**YOUR OBJECTIVE**:
Exactly as written, please set down all of the entries again, with no pictures.

++++++++++++++++++++

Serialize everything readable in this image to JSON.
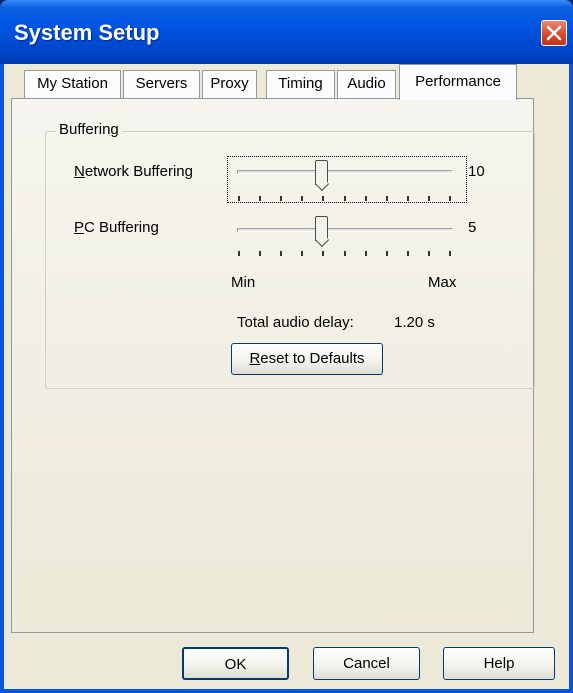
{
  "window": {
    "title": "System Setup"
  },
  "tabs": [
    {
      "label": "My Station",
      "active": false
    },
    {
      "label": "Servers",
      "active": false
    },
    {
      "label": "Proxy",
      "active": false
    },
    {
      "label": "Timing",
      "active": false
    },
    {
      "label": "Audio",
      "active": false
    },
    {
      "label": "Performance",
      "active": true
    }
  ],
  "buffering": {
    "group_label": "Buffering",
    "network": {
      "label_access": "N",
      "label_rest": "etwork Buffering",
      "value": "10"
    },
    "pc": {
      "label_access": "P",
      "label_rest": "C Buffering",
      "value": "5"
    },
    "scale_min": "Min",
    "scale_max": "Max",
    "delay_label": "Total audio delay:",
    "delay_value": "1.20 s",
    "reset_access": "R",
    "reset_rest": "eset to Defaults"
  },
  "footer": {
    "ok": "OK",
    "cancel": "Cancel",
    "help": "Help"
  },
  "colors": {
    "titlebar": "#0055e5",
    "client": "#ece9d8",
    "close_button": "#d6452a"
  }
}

++++++++++++++++++++

**WRITTEN ANSWER**:
Serialize everything readable in this image to JSON.
{
  "window": {
    "title": "System Setup"
  },
  "tabs": [
    {
      "label": "My Station",
      "active": false
    },
    {
      "label": "Servers",
      "active": false
    },
    {
      "label": "Proxy",
      "active": false
    },
    {
      "label": "Timing",
      "active": false
    },
    {
      "label": "Audio",
      "active": false
    },
    {
      "label": "Performance",
      "active": true
    }
  ],
  "buffering": {
    "group_label": "Buffering",
    "network": {
      "label_access": "N",
      "label_rest": "etwork Buffering",
      "value": "10"
    },
    "pc": {
      "label_access": "P",
      "label_rest": "C Buffering",
      "value": "5"
    },
    "scale_min": "Min",
    "scale_max": "Max",
    "delay_label": "Total audio delay:",
    "delay_value": "1.20 s",
    "reset_access": "R",
    "reset_rest": "eset to Defaults"
  },
  "footer": {
    "ok": "OK",
    "cancel": "Cancel",
    "help": "Help"
  },
  "colors": {
    "titlebar": "#0055e5",
    "client": "#ece9d8",
    "close_button": "#d6452a"
  }
}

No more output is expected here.